■ **EXERCISE INSTRUCTIONS**:
In the material below, find each line holding the string "пункта" and copy it.

Records excerpted from a collection
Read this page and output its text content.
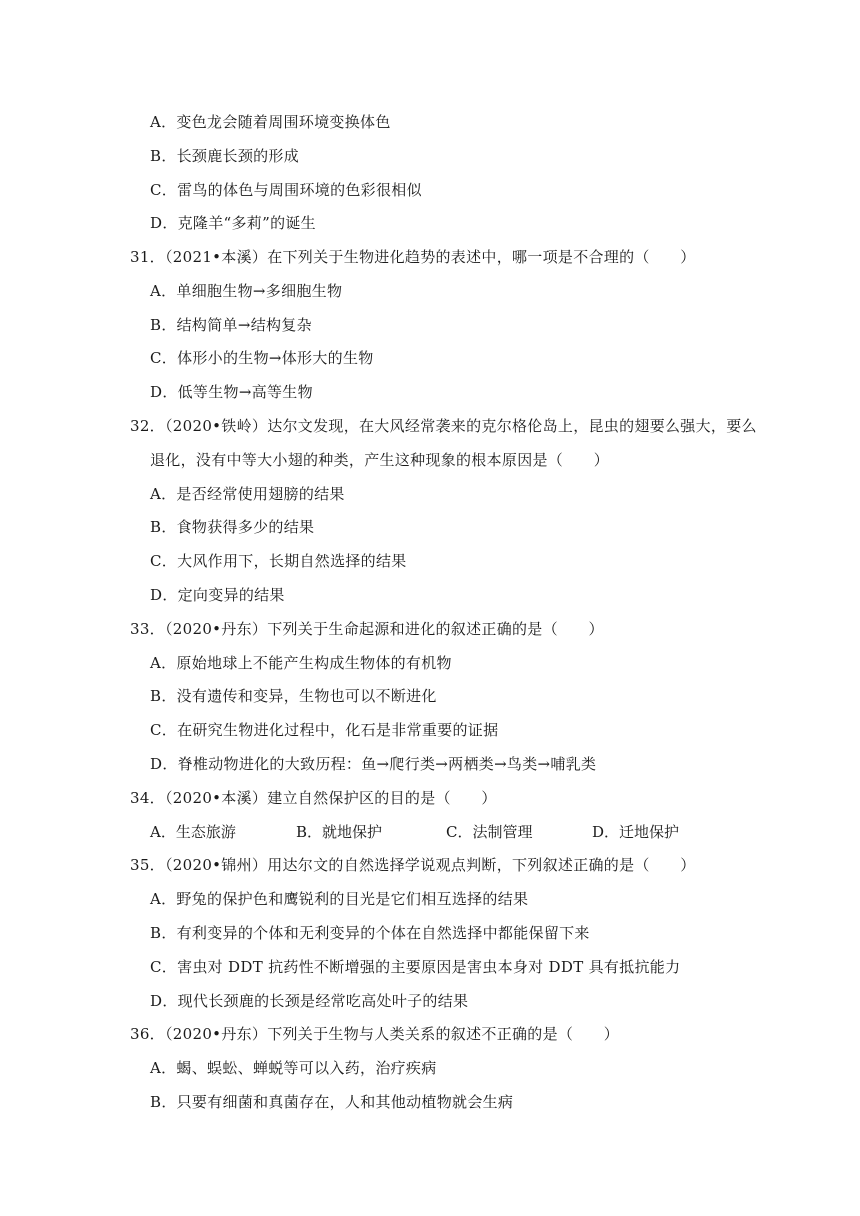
A．变色龙会随着周围环境变换体色
B．长颈鹿长颈的形成
C．雷鸟的体色与周围环境的色彩很相似
D．克隆羊“多莉”的诞生
31．（2021•本溪）在下列关于生物进化趋势的表述中，哪一项是不合理的（　　）
A．单细胞生物→多细胞生物
B．结构简单→结构复杂
C．体形小的生物→体形大的生物
D．低等生物→高等生物
32．（2020•铁岭）达尔文发现，在大风经常袭来的克尔格伦岛上，昆虫的翅要么强大，要么
退化，没有中等大小翅的种类，产生这种现象的根本原因是（　　）
A．是否经常使用翅膀的结果
B．食物获得多少的结果
C．大风作用下，长期自然选择的结果
D．定向变异的结果
33．（2020•丹东）下列关于生命起源和进化的叙述正确的是（　　）
A．原始地球上不能产生构成生物体的有机物
B．没有遗传和变异，生物也可以不断进化
C．在研究生物进化过程中，化石是非常重要的证据
D．脊椎动物进化的大致历程：鱼→爬行类→两栖类→鸟类→哺乳类
34．（2020•本溪）建立自然保护区的目的是（　　）
A．生态旅游	B．就地保护	C．法制管理	D．迁地保护
35．（2020•锦州）用达尔文的自然选择学说观点判断，下列叙述正确的是（　　）
A．野兔的保护色和鹰锐利的目光是它们相互选择的结果
B．有利变异的个体和无利变异的个体在自然选择中都能保留下来
C．害虫对 DDT 抗药性不断增强的主要原因是害虫本身对 DDT 具有抵抗能力
D．现代长颈鹿的长颈是经常吃高处叶子的结果
36．（2020•丹东）下列关于生物与人类关系的叙述不正确的是（　　）
A．蝎、蜈蚣、蝉蜕等可以入药，治疗疾病
B．只要有细菌和真菌存在，人和其他动植物就会生病
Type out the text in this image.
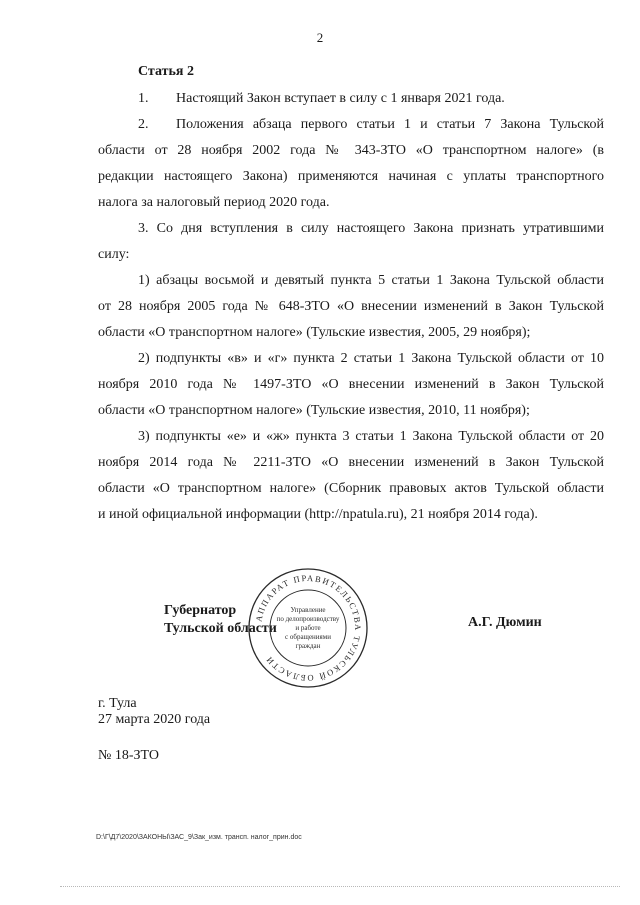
2
Статья 2
1. Настоящий Закон вступает в силу с 1 января 2021 года.
2. Положения абзаца первого статьи 1 и статьи 7 Закона Тульской
области от 28 ноября 2002 года № 343-ЗТО «О транспортном налоге» (в
редакции настоящего Закона) применяются начиная с уплаты транспортного
налога за налоговый период 2020 года.
3. Со дня вступления в силу настоящего Закона признать утратившими
силу:
1) абзацы восьмой и девятый пункта 5 статьи 1 Закона Тульской области
от 28 ноября 2005 года № 648-ЗТО «О внесении изменений в Закон Тульской
области «О транспортном налоге» (Тульские известия, 2005, 29 ноября);
2) подпункты «в» и «г» пункта 2 статьи 1 Закона Тульской области от 10
ноября 2010 года № 1497-ЗТО «О внесении изменений в Закон Тульской
области «О транспортном налоге» (Тульские известия, 2010, 11 ноября);
3) подпункты «е» и «ж» пункта 3 статьи 1 Закона Тульской области от 20
ноября 2014 года № 2211-ЗТО «О внесении изменений в Закон Тульской
области «О транспортном налоге» (Сборник правовых актов Тульской области
и иной официальной информации (http://npatula.ru), 21 ноября 2014 года).
Губернатор
Тульской области	А.Г. Дюмин
АППАРАТ ПРАВИТЕЛЬСТВА ТУЛЬСКОЙ ОБЛАСТИ
Управление
по делопроизводству
и работе
с обращениями
граждан
г. Тула
27 марта 2020 года
№ 18-ЗТО
D:\Г\Д7\2020\ЗАКОНЫ\ЗАС_9\Зак_изм. трансп. налог_прин.doc
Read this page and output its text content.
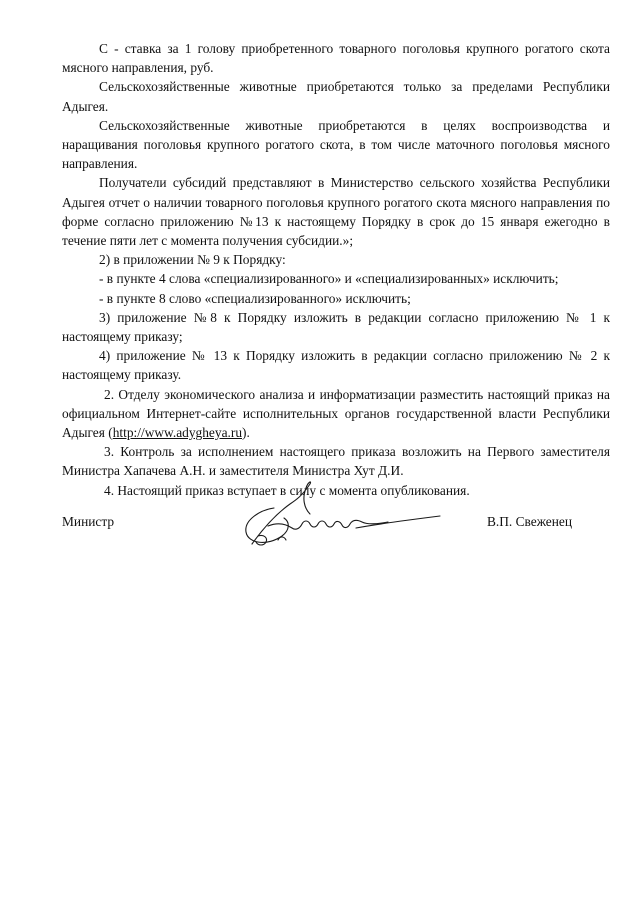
С - ставка за 1 голову приобретенного товарного поголовья крупного рогатого скота мясного направления, руб.

Сельскохозяйственные животные приобретаются только за пределами Республики Адыгея.

Сельскохозяйственные животные приобретаются в целях воспроизводства и наращивания поголовья крупного рогатого скота, в том числе маточного поголовья мясного направления.

Получатели субсидий представляют в Министерство сельского хозяйства Республики Адыгея отчет о наличии товарного поголовья крупного рогатого скота мясного направления по форме согласно приложению №13 к настоящему Порядку в срок до 15 января ежегодно в течение пяти лет с момента получения субсидии.»;

2) в приложении № 9 к Порядку:

- в пункте 4 слова «специализированного» и «специализированных» исключить;

- в пункте 8 слово «специализированного» исключить;

3) приложение №8 к Порядку изложить в редакции согласно приложению № 1 к настоящему приказу;

4) приложение № 13 к Порядку изложить в редакции согласно приложению № 2 к настоящему приказу.

2. Отделу экономического анализа и информатизации разместить настоящий приказ на официальном Интернет-сайте исполнительных органов государственной власти Республики Адыгея (http://www.adygheya.ru).

3. Контроль за исполнением настоящего приказа возложить на Первого заместителя Министра Хапачева А.Н. и заместителя Министра Хут Д.И.

4. Настоящий приказ вступает в силу с момента опубликования.

Министр	В.П. Свеженец
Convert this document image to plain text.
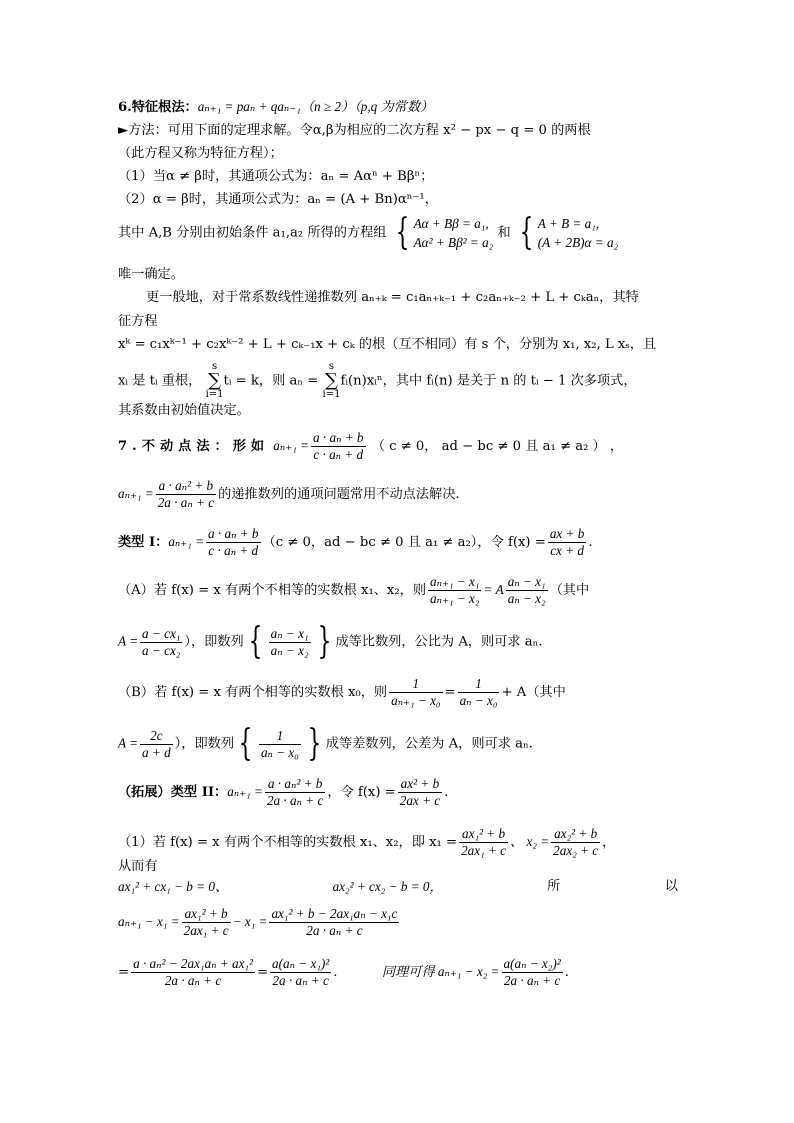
6.特征根法：aₙ₊₁ = paₙ + qaₙ₋₁（n ≥ 2）（p,q 为常数）
►方法：可用下面的定理求解。令α,β为相应的二次方程 x² − px − q = 0 的两根
（此方程又称为特征方程）；
（1）当α ≠ β时，其通项公式为：aₙ = Aαⁿ + Bβⁿ；
（2）α = β时，其通项公式为：aₙ = (A + Bn)αⁿ⁻¹，
其中 A,B 分别由初始条件 a₁,a₂ 所得的方程组 { Aα + Bβ = a₁,
Aα² + Bβ² = a₂ 和 { A + B = a₁,
(A + 2B)α = a₂
唯一确定。
更一般地，对于常系数线性递推数列 aₙ₊ₖ = c₁aₙ₊ₖ₋₁ + c₂aₙ₊ₖ₋₂ + L + cₖaₙ，其特
征方程
xᵏ = c₁xᵏ⁻¹ + c₂xᵏ⁻² + L + cₖ₋₁x + cₖ 的根（互不相同）有 s 个，分别为 x₁, x₂, L xₛ，且
xᵢ 是 tᵢ 重根， s
∑
i=1tᵢ = k，则 aₙ = s
∑
i=1fᵢ(n)xᵢⁿ，其中 fᵢ(n) 是关于 n 的 tᵢ − 1 次多项式，
其系数由初始值决定。
7.不动点法：形如 $a_{n+1} = \frac{\text{a · aₙ + b}}{\text{c · aₙ + d}}$ （ c ≠ 0， ad − bc ≠ 0 且 a₁ ≠ a₂ ） ，
$a_{n+1} = \frac{\text{a · aₙ² + b}}{\text{2a · aₙ + c}}$ 的递推数列的通项问题常用不动点法解决.
类型 I：$a_{n+1} = \frac{\text{a · aₙ + b}}{\text{c · aₙ + d}} (c \ne 0$，ad − bc ≠ 0 且 a₁ ≠ a₂），令 $f(x) = \frac{ax + b}{cx + d}$ .
（A）若 f(x) = x 有两个不相等的实数根 x₁、x₂，则 $\frac{\text{aₙ₊₁ − x₁}}{\text{aₙ₊₁ − x₂}} = A \frac{\text{aₙ − x₁}}{\text{aₙ − x₂}}$ （其中
$A = \frac{\text{a − cx₁}}{\text{a − cx₂}}$ ），即数列 { $\frac{\text{aₙ − x₁}}{\text{aₙ − x₂}}$ } 成等比数列，公比为 A，则可求 aₙ.
（B）若 f(x) = x 有两个相等的实数根 x₀，则 $\frac{1}{\text{aₙ₊₁ − x₀}} = \frac{1}{\text{aₙ − x₀}} + A$（其中
$A = \frac{2c}{a + d}$ ），即数列 { $\frac{1}{\text{aₙ − x₀}}$ } 成等差数列，公差为 A，则可求 aₙ.
（拓展）类型 II：$a_{n+1} = \frac{\text{a · aₙ² + b}}{\text{2a · aₙ + c}}$ ，令 $f(x) = \frac{\text{ax² + b}}{2ax + c}$ .
（1）若 f(x) = x 有两个不相等的实数根 x₁、x₂，即 $x_1 = \frac{\text{ax₁² + b}}{\text{2ax₁ + c}}$ 、 $x_2 = \frac{\text{ax₂² + b}}{\text{2ax₂ + c}}$ ，
从而有
ax₁² + cx₁ − b = 0、	ax₂² + cx₂ − b = 0，	所	以
$a_{n+1} - x_1 = \frac{\text{ax₁² + b}}{\text{2ax₁ + c}} - x_1 = \frac{\text{ax₁² + b − 2ax₁aₙ − x₁c}}{\text{2a · aₙ + c}}$
= $\frac{\text{a · aₙ² − 2ax₁aₙ + ax₁²}}{\text{2a · aₙ + c}} = \frac{\text{a(aₙ − x₁)²}}{\text{2a · aₙ + c}}$ .	同理可得 $a_{n+1} - x_2 = \frac{\text{a(aₙ − x₂)²}}{\text{2a · aₙ + c}}$ .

■ **FULL ANSWER**:
1) абзацы восьмой и девятый пункта 5 статьи 1 Закона Тульской области
2) подпункты «в» и «г» пункта 2 статьи 1 Закона Тульской области от 10
3) подпункты «е» и «ж» пункта 3 статьи 1 Закона Тульской области от 20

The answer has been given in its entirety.